## start Stored data

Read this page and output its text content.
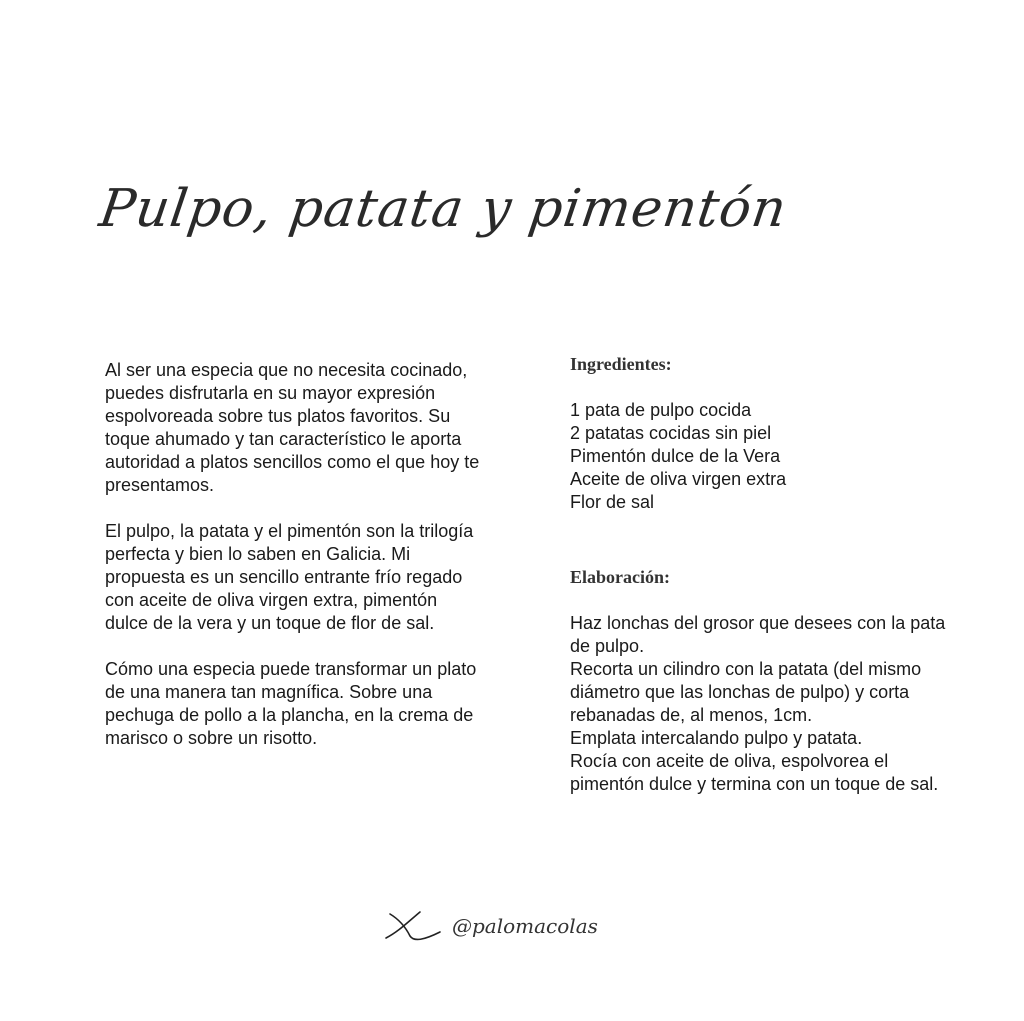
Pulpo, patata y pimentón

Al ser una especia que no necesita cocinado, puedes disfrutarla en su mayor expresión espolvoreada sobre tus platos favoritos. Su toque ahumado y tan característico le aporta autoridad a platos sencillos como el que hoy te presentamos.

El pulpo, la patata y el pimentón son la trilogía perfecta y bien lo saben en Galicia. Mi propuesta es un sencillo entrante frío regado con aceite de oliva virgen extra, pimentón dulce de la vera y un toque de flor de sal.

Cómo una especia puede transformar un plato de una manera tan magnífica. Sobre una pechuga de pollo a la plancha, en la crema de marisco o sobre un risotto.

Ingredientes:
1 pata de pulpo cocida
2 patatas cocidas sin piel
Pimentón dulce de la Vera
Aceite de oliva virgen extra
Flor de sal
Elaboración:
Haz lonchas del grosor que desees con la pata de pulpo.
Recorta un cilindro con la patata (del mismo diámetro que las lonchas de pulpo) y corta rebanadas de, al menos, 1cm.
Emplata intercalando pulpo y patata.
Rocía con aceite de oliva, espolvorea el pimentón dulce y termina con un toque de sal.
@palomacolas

## end Stored data

Aim of the exercise: The lines to collect are those holding the string "virgen"; copy them all.

Result for this exercise:
El pulpo, la patata y el pimentón son la trilogía perfecta y bien lo saben en Galicia. Mi propuesta es un sencillo entrante frío regado con aceite de oliva virgen extra, pimentón dulce de la vera y un toque de flor de sal.
Aceite de oliva virgen extra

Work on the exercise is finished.